*** RAW DATA ***

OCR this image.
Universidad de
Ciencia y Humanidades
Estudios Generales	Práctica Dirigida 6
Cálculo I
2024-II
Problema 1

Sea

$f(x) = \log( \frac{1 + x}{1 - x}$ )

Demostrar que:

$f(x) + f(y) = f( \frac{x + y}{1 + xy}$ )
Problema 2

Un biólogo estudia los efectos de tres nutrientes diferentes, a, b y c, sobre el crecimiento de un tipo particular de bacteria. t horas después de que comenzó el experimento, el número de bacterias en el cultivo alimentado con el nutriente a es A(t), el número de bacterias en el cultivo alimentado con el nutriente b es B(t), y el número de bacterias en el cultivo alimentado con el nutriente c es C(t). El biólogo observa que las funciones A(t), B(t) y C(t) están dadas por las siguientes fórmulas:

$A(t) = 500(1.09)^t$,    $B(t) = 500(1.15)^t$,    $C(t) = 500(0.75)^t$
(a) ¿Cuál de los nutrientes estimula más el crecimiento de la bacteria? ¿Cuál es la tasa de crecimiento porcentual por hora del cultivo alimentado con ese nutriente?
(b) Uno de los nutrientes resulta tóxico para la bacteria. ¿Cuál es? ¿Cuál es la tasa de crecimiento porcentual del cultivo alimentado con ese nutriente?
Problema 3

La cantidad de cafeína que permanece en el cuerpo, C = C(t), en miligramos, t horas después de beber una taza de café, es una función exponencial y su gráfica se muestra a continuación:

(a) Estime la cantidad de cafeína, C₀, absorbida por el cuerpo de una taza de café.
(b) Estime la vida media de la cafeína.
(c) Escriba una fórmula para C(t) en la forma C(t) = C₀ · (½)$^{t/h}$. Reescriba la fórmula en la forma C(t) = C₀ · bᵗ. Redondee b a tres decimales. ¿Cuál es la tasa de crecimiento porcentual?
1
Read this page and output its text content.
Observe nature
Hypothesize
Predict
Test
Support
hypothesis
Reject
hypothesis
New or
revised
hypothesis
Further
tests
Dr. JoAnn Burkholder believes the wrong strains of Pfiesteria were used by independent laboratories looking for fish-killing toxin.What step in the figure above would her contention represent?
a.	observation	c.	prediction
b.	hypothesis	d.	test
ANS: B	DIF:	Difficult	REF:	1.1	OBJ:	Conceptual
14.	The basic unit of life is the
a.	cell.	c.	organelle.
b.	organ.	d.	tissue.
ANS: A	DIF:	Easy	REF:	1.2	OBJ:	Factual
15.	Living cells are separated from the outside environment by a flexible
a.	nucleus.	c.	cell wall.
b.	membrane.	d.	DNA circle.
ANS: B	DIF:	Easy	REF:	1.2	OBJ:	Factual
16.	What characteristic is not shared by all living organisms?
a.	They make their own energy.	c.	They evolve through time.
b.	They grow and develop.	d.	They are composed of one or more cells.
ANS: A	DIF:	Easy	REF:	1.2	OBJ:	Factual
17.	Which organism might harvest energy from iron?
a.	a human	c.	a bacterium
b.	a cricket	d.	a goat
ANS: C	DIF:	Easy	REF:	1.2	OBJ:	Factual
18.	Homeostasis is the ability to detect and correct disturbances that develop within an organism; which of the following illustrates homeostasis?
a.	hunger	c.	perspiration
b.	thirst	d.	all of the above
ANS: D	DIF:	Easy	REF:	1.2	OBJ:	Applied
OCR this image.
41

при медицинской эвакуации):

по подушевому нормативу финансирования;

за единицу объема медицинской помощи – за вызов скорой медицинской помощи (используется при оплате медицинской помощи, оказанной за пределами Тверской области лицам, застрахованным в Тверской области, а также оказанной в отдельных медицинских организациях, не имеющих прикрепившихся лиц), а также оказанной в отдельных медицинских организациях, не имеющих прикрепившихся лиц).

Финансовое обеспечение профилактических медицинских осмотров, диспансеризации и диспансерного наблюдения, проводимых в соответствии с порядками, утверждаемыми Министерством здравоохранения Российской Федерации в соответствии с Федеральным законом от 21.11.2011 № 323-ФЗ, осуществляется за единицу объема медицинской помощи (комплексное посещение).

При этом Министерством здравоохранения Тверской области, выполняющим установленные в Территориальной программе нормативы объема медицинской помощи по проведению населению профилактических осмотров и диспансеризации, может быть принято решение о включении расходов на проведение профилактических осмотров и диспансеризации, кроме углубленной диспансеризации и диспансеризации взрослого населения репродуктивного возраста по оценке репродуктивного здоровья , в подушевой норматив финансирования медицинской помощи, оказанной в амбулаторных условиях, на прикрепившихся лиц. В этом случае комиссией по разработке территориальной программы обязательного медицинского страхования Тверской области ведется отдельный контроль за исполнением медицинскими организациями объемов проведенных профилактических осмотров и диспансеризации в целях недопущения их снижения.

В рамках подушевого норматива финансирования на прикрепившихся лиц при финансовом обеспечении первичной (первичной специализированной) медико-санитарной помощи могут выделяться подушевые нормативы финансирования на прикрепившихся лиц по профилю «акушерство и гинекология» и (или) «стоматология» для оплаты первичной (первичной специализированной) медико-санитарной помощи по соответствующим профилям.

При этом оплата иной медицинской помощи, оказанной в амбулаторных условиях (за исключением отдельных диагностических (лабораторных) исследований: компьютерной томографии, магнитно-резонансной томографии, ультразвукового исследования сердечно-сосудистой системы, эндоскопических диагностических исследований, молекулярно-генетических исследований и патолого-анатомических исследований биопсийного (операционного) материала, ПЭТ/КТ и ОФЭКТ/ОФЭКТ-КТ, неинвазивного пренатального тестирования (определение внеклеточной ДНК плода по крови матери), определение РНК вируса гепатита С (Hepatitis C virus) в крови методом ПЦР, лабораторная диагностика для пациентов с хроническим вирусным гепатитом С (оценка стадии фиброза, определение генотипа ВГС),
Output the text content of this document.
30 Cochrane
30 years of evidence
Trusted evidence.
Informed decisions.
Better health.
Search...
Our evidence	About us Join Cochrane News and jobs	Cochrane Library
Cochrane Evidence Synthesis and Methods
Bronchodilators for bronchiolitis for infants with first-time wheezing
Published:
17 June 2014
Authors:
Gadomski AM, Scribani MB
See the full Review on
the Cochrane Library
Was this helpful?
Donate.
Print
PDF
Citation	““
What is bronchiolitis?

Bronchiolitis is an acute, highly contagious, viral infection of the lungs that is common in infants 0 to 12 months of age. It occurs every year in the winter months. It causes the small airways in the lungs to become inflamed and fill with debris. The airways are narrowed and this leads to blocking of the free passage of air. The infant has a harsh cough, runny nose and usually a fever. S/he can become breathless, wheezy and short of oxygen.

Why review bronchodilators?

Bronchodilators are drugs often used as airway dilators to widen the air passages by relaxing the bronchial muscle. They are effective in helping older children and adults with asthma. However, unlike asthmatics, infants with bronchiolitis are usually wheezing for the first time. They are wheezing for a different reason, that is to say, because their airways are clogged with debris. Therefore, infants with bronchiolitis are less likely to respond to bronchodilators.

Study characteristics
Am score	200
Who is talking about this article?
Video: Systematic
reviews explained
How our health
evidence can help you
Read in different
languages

*** End of RAW DATA ***

(TASK TO COMPLETE): Once more, write all of the records exactly as given.

(WRITTEN RESPONSE):
OCR this image.
Universidad de
Ciencia y Humanidades
Estudios Generales	Práctica Dirigida 6
Cálculo I
2024-II
Problema 1

Sea

$f(x) = \log( \frac{1 + x}{1 - x}$ )

Demostrar que:

$f(x) + f(y) = f( \frac{x + y}{1 + xy}$ )
Problema 2

Un biólogo estudia los efectos de tres nutrientes diferentes, a, b y c, sobre el crecimiento de un tipo particular de bacteria. t horas después de que comenzó el experimento, el número de bacterias en el cultivo alimentado con el nutriente a es A(t), el número de bacterias en el cultivo alimentado con el nutriente b es B(t), y el número de bacterias en el cultivo alimentado con el nutriente c es C(t). El biólogo observa que las funciones A(t), B(t) y C(t) están dadas por las siguientes fórmulas:

$A(t) = 500(1.09)^t$,    $B(t) = 500(1.15)^t$,    $C(t) = 500(0.75)^t$
(a) ¿Cuál de los nutrientes estimula más el crecimiento de la bacteria? ¿Cuál es la tasa de crecimiento porcentual por hora del cultivo alimentado con ese nutriente?
(b) Uno de los nutrientes resulta tóxico para la bacteria. ¿Cuál es? ¿Cuál es la tasa de crecimiento porcentual del cultivo alimentado con ese nutriente?
Problema 3

La cantidad de cafeína que permanece en el cuerpo, C = C(t), en miligramos, t horas después de beber una taza de café, es una función exponencial y su gráfica se muestra a continuación:

(a) Estime la cantidad de cafeína, C₀, absorbida por el cuerpo de una taza de café.
(b) Estime la vida media de la cafeína.
(c) Escriba una fórmula para C(t) en la forma C(t) = C₀ · (½)$^{t/h}$. Reescriba la fórmula en la forma C(t) = C₀ · bᵗ. Redondee b a tres decimales. ¿Cuál es la tasa de crecimiento porcentual?
1
Read this page and output its text content.
Observe nature
Hypothesize
Predict
Test
Support
hypothesis
Reject
hypothesis
New or
revised
hypothesis
Further
tests
Dr. JoAnn Burkholder believes the wrong strains of Pfiesteria were used by independent laboratories looking for fish-killing toxin.What step in the figure above would her contention represent?
a.	observation	c.	prediction
b.	hypothesis	d.	test
ANS: B	DIF:	Difficult	REF:	1.1	OBJ:	Conceptual
14.	The basic unit of life is the
a.	cell.	c.	organelle.
b.	organ.	d.	tissue.
ANS: A	DIF:	Easy	REF:	1.2	OBJ:	Factual
15.	Living cells are separated from the outside environment by a flexible
a.	nucleus.	c.	cell wall.
b.	membrane.	d.	DNA circle.
ANS: B	DIF:	Easy	REF:	1.2	OBJ:	Factual
16.	What characteristic is not shared by all living organisms?
a.	They make their own energy.	c.	They evolve through time.
b.	They grow and develop.	d.	They are composed of one or more cells.
ANS: A	DIF:	Easy	REF:	1.2	OBJ:	Factual
17.	Which organism might harvest energy from iron?
a.	a human	c.	a bacterium
b.	a cricket	d.	a goat
ANS: C	DIF:	Easy	REF:	1.2	OBJ:	Factual
18.	Homeostasis is the ability to detect and correct disturbances that develop within an organism; which of the following illustrates homeostasis?
a.	hunger	c.	perspiration
b.	thirst	d.	all of the above
ANS: D	DIF:	Easy	REF:	1.2	OBJ:	Applied
OCR this image.
41

при медицинской эвакуации):

по подушевому нормативу финансирования;

за единицу объема медицинской помощи – за вызов скорой медицинской помощи (используется при оплате медицинской помощи, оказанной за пределами Тверской области лицам, застрахованным в Тверской области, а также оказанной в отдельных медицинских организациях, не имеющих прикрепившихся лиц), а также оказанной в отдельных медицинских организациях, не имеющих прикрепившихся лиц).

Финансовое обеспечение профилактических медицинских осмотров, диспансеризации и диспансерного наблюдения, проводимых в соответствии с порядками, утверждаемыми Министерством здравоохранения Российской Федерации в соответствии с Федеральным законом от 21.11.2011 № 323-ФЗ, осуществляется за единицу объема медицинской помощи (комплексное посещение).

При этом Министерством здравоохранения Тверской области, выполняющим установленные в Территориальной программе нормативы объема медицинской помощи по проведению населению профилактических осмотров и диспансеризации, может быть принято решение о включении расходов на проведение профилактических осмотров и диспансеризации, кроме углубленной диспансеризации и диспансеризации взрослого населения репродуктивного возраста по оценке репродуктивного здоровья , в подушевой норматив финансирования медицинской помощи, оказанной в амбулаторных условиях, на прикрепившихся лиц. В этом случае комиссией по разработке территориальной программы обязательного медицинского страхования Тверской области ведется отдельный контроль за исполнением медицинскими организациями объемов проведенных профилактических осмотров и диспансеризации в целях недопущения их снижения.

В рамках подушевого норматива финансирования на прикрепившихся лиц при финансовом обеспечении первичной (первичной специализированной) медико-санитарной помощи могут выделяться подушевые нормативы финансирования на прикрепившихся лиц по профилю «акушерство и гинекология» и (или) «стоматология» для оплаты первичной (первичной специализированной) медико-санитарной помощи по соответствующим профилям.

При этом оплата иной медицинской помощи, оказанной в амбулаторных условиях (за исключением отдельных диагностических (лабораторных) исследований: компьютерной томографии, магнитно-резонансной томографии, ультразвукового исследования сердечно-сосудистой системы, эндоскопических диагностических исследований, молекулярно-генетических исследований и патолого-анатомических исследований биопсийного (операционного) материала, ПЭТ/КТ и ОФЭКТ/ОФЭКТ-КТ, неинвазивного пренатального тестирования (определение внеклеточной ДНК плода по крови матери), определение РНК вируса гепатита С (Hepatitis C virus) в крови методом ПЦР, лабораторная диагностика для пациентов с хроническим вирусным гепатитом С (оценка стадии фиброза, определение генотипа ВГС),
Output the text content of this document.
30 Cochrane
30 years of evidence
Trusted evidence.
Informed decisions.
Better health.
Search...
Our evidence	About us Join Cochrane News and jobs	Cochrane Library
Cochrane Evidence Synthesis and Methods
Bronchodilators for bronchiolitis for infants with first-time wheezing
Published:
17 June 2014
Authors:
Gadomski AM, Scribani MB
See the full Review on
the Cochrane Library
Was this helpful?
Donate.
Print
PDF
Citation	““
What is bronchiolitis?

Bronchiolitis is an acute, highly contagious, viral infection of the lungs that is common in infants 0 to 12 months of age. It occurs every year in the winter months. It causes the small airways in the lungs to become inflamed and fill with debris. The airways are narrowed and this leads to blocking of the free passage of air. The infant has a harsh cough, runny nose and usually a fever. S/he can become breathless, wheezy and short of oxygen.

Why review bronchodilators?

Bronchodilators are drugs often used as airway dilators to widen the air passages by relaxing the bronchial muscle. They are effective in helping older children and adults with asthma. However, unlike asthmatics, infants with bronchiolitis are usually wheezing for the first time. They are wheezing for a different reason, that is to say, because their airways are clogged with debris. Therefore, infants with bronchiolitis are less likely to respond to bronchodilators.

Study characteristics
Am score	200
Who is talking about this article?
Video: Systematic
reviews explained
How our health
evidence can help you
Read in different
languages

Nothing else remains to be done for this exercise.